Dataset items
################
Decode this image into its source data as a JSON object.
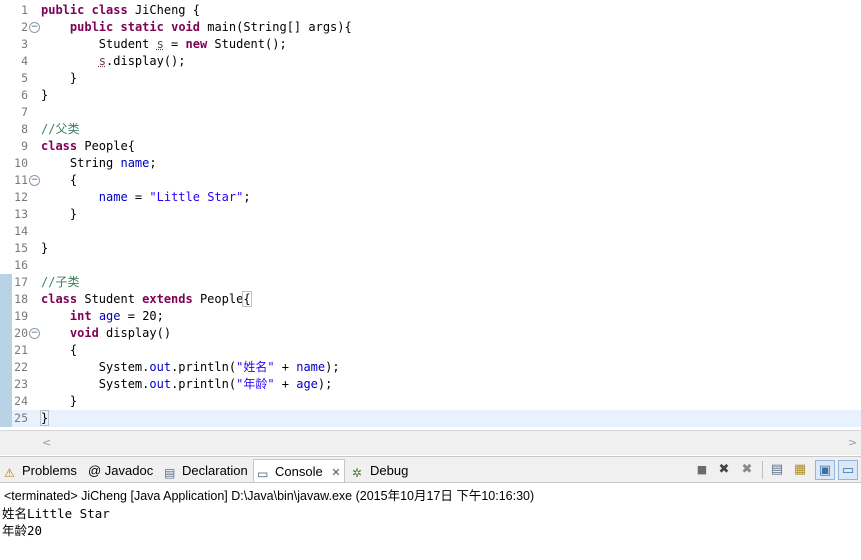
{
  "editor": {
    "lines": [
      {
        "n": "1",
        "fold": "",
        "code": [
          {
            "t": "public",
            "c": "kw"
          },
          {
            "t": " "
          },
          {
            "t": "class",
            "c": "kw"
          },
          {
            "t": " JiCheng {"
          }
        ]
      },
      {
        "n": "2",
        "fold": "⊖",
        "code": [
          {
            "t": "    "
          },
          {
            "t": "public",
            "c": "kw"
          },
          {
            "t": " "
          },
          {
            "t": "static",
            "c": "kw"
          },
          {
            "t": " "
          },
          {
            "t": "void",
            "c": "kw"
          },
          {
            "t": " main(String[] args){"
          }
        ]
      },
      {
        "n": "3",
        "fold": "",
        "code": [
          {
            "t": "        Student "
          },
          {
            "t": "s",
            "c": "var"
          },
          {
            "t": " = "
          },
          {
            "t": "new",
            "c": "kw"
          },
          {
            "t": " Student();"
          }
        ]
      },
      {
        "n": "4",
        "fold": "",
        "code": [
          {
            "t": "        "
          },
          {
            "t": "s",
            "c": "var"
          },
          {
            "t": ".display();"
          }
        ]
      },
      {
        "n": "5",
        "fold": "",
        "code": [
          {
            "t": "    }"
          }
        ]
      },
      {
        "n": "6",
        "fold": "",
        "code": [
          {
            "t": "}"
          }
        ]
      },
      {
        "n": "7",
        "fold": "",
        "code": []
      },
      {
        "n": "8",
        "fold": "",
        "code": [
          {
            "t": "//父类",
            "c": "cmt"
          }
        ]
      },
      {
        "n": "9",
        "fold": "",
        "code": [
          {
            "t": "class",
            "c": "kw"
          },
          {
            "t": " People{"
          }
        ]
      },
      {
        "n": "10",
        "fold": "",
        "code": [
          {
            "t": "    String "
          },
          {
            "t": "name",
            "c": "fld"
          },
          {
            "t": ";"
          }
        ]
      },
      {
        "n": "11",
        "fold": "⊖",
        "code": [
          {
            "t": "    {"
          }
        ]
      },
      {
        "n": "12",
        "fold": "",
        "code": [
          {
            "t": "        "
          },
          {
            "t": "name",
            "c": "fld"
          },
          {
            "t": " = "
          },
          {
            "t": "\"Little Star\"",
            "c": "str"
          },
          {
            "t": ";"
          }
        ]
      },
      {
        "n": "13",
        "fold": "",
        "code": [
          {
            "t": "    }"
          }
        ]
      },
      {
        "n": "14",
        "fold": "",
        "code": []
      },
      {
        "n": "15",
        "fold": "",
        "code": [
          {
            "t": "}"
          }
        ]
      },
      {
        "n": "16",
        "fold": "",
        "code": []
      },
      {
        "n": "17",
        "fold": "",
        "code": [
          {
            "t": "//子类",
            "c": "cmt"
          }
        ]
      },
      {
        "n": "18",
        "fold": "",
        "code": [
          {
            "t": "class",
            "c": "kw"
          },
          {
            "t": " Student "
          },
          {
            "t": "extends",
            "c": "kw"
          },
          {
            "t": " People"
          },
          {
            "t": "{",
            "c": "bracket"
          }
        ]
      },
      {
        "n": "19",
        "fold": "",
        "code": [
          {
            "t": "    "
          },
          {
            "t": "int",
            "c": "kw"
          },
          {
            "t": " "
          },
          {
            "t": "age",
            "c": "fld"
          },
          {
            "t": " = 20;"
          }
        ]
      },
      {
        "n": "20",
        "fold": "⊖",
        "code": [
          {
            "t": "    "
          },
          {
            "t": "void",
            "c": "kw"
          },
          {
            "t": " display()"
          }
        ]
      },
      {
        "n": "21",
        "fold": "",
        "code": [
          {
            "t": "    {"
          }
        ]
      },
      {
        "n": "22",
        "fold": "",
        "code": [
          {
            "t": "        System."
          },
          {
            "t": "out",
            "c": "fld"
          },
          {
            "t": ".println("
          },
          {
            "t": "\"姓名\"",
            "c": "str"
          },
          {
            "t": " + "
          },
          {
            "t": "name",
            "c": "fld"
          },
          {
            "t": ");"
          }
        ]
      },
      {
        "n": "23",
        "fold": "",
        "code": [
          {
            "t": "        System."
          },
          {
            "t": "out",
            "c": "fld"
          },
          {
            "t": ".println("
          },
          {
            "t": "\"年龄\"",
            "c": "str"
          },
          {
            "t": " + "
          },
          {
            "t": "age",
            "c": "fld"
          },
          {
            "t": ");"
          }
        ]
      },
      {
        "n": "24",
        "fold": "",
        "code": [
          {
            "t": "    }"
          }
        ]
      },
      {
        "n": "25",
        "fold": "",
        "code": [
          {
            "t": "}",
            "c": "bracket"
          }
        ]
      }
    ],
    "current_line": "25",
    "changed_lines": [
      "17",
      "18",
      "19",
      "20",
      "21",
      "22",
      "23",
      "24",
      "25"
    ]
  },
  "scroll": {
    "left_arrow": "<",
    "right_arrow": ">"
  },
  "tabs": [
    {
      "label": "Problems",
      "icon": "problems-icon",
      "glyph": "⚠"
    },
    {
      "label": "@ Javadoc",
      "icon": "javadoc-icon",
      "glyph": ""
    },
    {
      "label": "Declaration",
      "icon": "declaration-icon",
      "glyph": "▤"
    },
    {
      "label": "Console",
      "icon": "console-icon",
      "glyph": "▭",
      "close": "✕"
    },
    {
      "label": "Debug",
      "icon": "debug-icon",
      "glyph": "✲"
    }
  ],
  "console": {
    "terminated_label": "<terminated> JiCheng [Java Application] D:\\Java\\bin\\javaw.exe (2015年10月17日 下午10:16:30)",
    "output": [
      "姓名Little Star",
      "年龄20"
    ]
  },
  "toolbar": {
    "icons": [
      {
        "name": "terminate-icon",
        "glyph": "■"
      },
      {
        "name": "remove-launch-icon",
        "glyph": "✖"
      },
      {
        "name": "remove-all-terminated-icon",
        "glyph": "✖"
      },
      {
        "name": "scroll-lock-icon",
        "glyph": "▤"
      },
      {
        "name": "word-wrap-icon",
        "glyph": "▦"
      },
      {
        "name": "pin-console-icon",
        "glyph": "▣"
      },
      {
        "name": "display-selected-console-icon",
        "glyph": "▭"
      },
      {
        "name": "open-console-icon",
        "glyph": "▭"
      }
    ]
  },
  "colors": {
    "keyword": "#7f0055",
    "field": "#0000c0",
    "string": "#2a00ff",
    "comment": "#3f7f5f",
    "current_line": "#e8f2fe",
    "changed_bar": "#b9d3e6"
  }
}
################
> _GIVEN EXERCISE_: From the listing above, copy every line that includes the word "display".

> _FINISHED ANSWER_:
            "t": ".display();"
            "t": " display()"
        "name": "display-selected-console-icon",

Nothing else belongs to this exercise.